§ WHAT IS BEING ASKED: Quote all of the data below exactly, please.

[Figure record extracts]
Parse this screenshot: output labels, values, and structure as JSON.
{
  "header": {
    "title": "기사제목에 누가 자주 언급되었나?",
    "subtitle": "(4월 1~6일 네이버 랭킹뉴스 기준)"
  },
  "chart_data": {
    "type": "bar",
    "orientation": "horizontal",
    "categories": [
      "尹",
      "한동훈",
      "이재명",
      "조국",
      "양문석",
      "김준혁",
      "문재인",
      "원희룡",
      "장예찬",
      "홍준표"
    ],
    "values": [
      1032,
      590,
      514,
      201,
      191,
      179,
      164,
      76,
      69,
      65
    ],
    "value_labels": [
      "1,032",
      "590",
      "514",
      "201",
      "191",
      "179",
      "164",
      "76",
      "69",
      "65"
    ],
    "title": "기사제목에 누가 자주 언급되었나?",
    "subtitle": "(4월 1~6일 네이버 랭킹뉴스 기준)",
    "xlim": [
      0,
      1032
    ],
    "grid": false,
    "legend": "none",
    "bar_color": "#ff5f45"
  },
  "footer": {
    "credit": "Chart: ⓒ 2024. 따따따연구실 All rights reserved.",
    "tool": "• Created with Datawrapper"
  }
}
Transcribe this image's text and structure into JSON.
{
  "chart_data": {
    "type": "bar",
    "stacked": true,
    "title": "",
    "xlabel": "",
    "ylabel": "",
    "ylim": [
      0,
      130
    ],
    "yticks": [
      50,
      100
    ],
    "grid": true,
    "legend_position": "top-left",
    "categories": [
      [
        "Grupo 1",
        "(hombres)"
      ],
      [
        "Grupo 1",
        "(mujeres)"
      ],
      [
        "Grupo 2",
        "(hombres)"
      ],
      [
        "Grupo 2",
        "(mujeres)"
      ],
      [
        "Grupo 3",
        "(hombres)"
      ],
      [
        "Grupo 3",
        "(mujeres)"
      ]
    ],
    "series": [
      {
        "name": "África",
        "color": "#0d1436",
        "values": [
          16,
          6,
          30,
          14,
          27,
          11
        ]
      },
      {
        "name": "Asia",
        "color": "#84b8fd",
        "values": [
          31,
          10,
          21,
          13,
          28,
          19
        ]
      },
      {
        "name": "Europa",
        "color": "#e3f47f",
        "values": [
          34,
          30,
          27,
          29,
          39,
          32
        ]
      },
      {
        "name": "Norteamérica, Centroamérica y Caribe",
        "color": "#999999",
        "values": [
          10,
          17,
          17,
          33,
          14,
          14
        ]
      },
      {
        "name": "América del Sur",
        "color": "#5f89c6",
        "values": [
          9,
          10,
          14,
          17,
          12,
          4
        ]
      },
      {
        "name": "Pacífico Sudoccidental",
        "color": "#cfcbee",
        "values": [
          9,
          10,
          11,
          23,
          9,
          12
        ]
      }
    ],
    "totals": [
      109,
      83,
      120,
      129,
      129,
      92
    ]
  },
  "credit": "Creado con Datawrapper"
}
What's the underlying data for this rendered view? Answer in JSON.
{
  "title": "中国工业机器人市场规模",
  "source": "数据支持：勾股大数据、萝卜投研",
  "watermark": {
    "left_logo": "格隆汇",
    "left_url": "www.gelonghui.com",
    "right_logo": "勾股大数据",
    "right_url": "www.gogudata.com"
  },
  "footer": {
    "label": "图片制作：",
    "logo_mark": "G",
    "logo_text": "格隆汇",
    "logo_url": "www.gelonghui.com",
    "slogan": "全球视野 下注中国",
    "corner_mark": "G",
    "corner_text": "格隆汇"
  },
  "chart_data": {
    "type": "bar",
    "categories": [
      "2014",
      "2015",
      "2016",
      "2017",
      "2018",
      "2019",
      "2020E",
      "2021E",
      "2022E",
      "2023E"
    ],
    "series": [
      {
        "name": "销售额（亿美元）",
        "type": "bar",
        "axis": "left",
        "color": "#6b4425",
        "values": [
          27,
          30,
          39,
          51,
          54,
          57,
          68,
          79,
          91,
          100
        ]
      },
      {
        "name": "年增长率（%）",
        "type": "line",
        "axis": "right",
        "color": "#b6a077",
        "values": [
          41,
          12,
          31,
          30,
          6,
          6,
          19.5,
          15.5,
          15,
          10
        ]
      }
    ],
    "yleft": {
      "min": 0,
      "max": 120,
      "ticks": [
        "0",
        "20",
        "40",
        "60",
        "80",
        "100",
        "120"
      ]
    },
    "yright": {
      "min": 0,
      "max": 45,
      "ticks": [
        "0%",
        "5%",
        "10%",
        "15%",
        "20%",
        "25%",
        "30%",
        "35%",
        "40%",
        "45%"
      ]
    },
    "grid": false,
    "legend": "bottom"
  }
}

§ COMPLETE RESPONSE:
Parse this screenshot: output labels, values, and structure as JSON.
{
  "header": {
    "title": "기사제목에 누가 자주 언급되었나?",
    "subtitle": "(4월 1~6일 네이버 랭킹뉴스 기준)"
  },
  "chart_data": {
    "type": "bar",
    "orientation": "horizontal",
    "categories": [
      "尹",
      "한동훈",
      "이재명",
      "조국",
      "양문석",
      "김준혁",
      "문재인",
      "원희룡",
      "장예찬",
      "홍준표"
    ],
    "values": [
      1032,
      590,
      514,
      201,
      191,
      179,
      164,
      76,
      69,
      65
    ],
    "value_labels": [
      "1,032",
      "590",
      "514",
      "201",
      "191",
      "179",
      "164",
      "76",
      "69",
      "65"
    ],
    "title": "기사제목에 누가 자주 언급되었나?",
    "subtitle": "(4월 1~6일 네이버 랭킹뉴스 기준)",
    "xlim": [
      0,
      1032
    ],
    "grid": false,
    "legend": "none",
    "bar_color": "#ff5f45"
  },
  "footer": {
    "credit": "Chart: ⓒ 2024. 따따따연구실 All rights reserved.",
    "tool": "• Created with Datawrapper"
  }
}
Transcribe this image's text and structure into JSON.
{
  "chart_data": {
    "type": "bar",
    "stacked": true,
    "title": "",
    "xlabel": "",
    "ylabel": "",
    "ylim": [
      0,
      130
    ],
    "yticks": [
      50,
      100
    ],
    "grid": true,
    "legend_position": "top-left",
    "categories": [
      [
        "Grupo 1",
        "(hombres)"
      ],
      [
        "Grupo 1",
        "(mujeres)"
      ],
      [
        "Grupo 2",
        "(hombres)"
      ],
      [
        "Grupo 2",
        "(mujeres)"
      ],
      [
        "Grupo 3",
        "(hombres)"
      ],
      [
        "Grupo 3",
        "(mujeres)"
      ]
    ],
    "series": [
      {
        "name": "África",
        "color": "#0d1436",
        "values": [
          16,
          6,
          30,
          14,
          27,
          11
        ]
      },
      {
        "name": "Asia",
        "color": "#84b8fd",
        "values": [
          31,
          10,
          21,
          13,
          28,
          19
        ]
      },
      {
        "name": "Europa",
        "color": "#e3f47f",
        "values": [
          34,
          30,
          27,
          29,
          39,
          32
        ]
      },
      {
        "name": "Norteamérica, Centroamérica y Caribe",
        "color": "#999999",
        "values": [
          10,
          17,
          17,
          33,
          14,
          14
        ]
      },
      {
        "name": "América del Sur",
        "color": "#5f89c6",
        "values": [
          9,
          10,
          14,
          17,
          12,
          4
        ]
      },
      {
        "name": "Pacífico Sudoccidental",
        "color": "#cfcbee",
        "values": [
          9,
          10,
          11,
          23,
          9,
          12
        ]
      }
    ],
    "totals": [
      109,
      83,
      120,
      129,
      129,
      92
    ]
  },
  "credit": "Creado con Datawrapper"
}
What's the underlying data for this rendered view? Answer in JSON.
{
  "title": "中国工业机器人市场规模",
  "source": "数据支持：勾股大数据、萝卜投研",
  "watermark": {
    "left_logo": "格隆汇",
    "left_url": "www.gelonghui.com",
    "right_logo": "勾股大数据",
    "right_url": "www.gogudata.com"
  },
  "footer": {
    "label": "图片制作：",
    "logo_mark": "G",
    "logo_text": "格隆汇",
    "logo_url": "www.gelonghui.com",
    "slogan": "全球视野 下注中国",
    "corner_mark": "G",
    "corner_text": "格隆汇"
  },
  "chart_data": {
    "type": "bar",
    "categories": [
      "2014",
      "2015",
      "2016",
      "2017",
      "2018",
      "2019",
      "2020E",
      "2021E",
      "2022E",
      "2023E"
    ],
    "series": [
      {
        "name": "销售额（亿美元）",
        "type": "bar",
        "axis": "left",
        "color": "#6b4425",
        "values": [
          27,
          30,
          39,
          51,
          54,
          57,
          68,
          79,
          91,
          100
        ]
      },
      {
        "name": "年增长率（%）",
        "type": "line",
        "axis": "right",
        "color": "#b6a077",
        "values": [
          41,
          12,
          31,
          30,
          6,
          6,
          19.5,
          15.5,
          15,
          10
        ]
      }
    ],
    "yleft": {
      "min": 0,
      "max": 120,
      "ticks": [
        "0",
        "20",
        "40",
        "60",
        "80",
        "100",
        "120"
      ]
    },
    "yright": {
      "min": 0,
      "max": 45,
      "ticks": [
        "0%",
        "5%",
        "10%",
        "15%",
        "20%",
        "25%",
        "30%",
        "35%",
        "40%",
        "45%"
      ]
    },
    "grid": false,
    "legend": "bottom"
  }
}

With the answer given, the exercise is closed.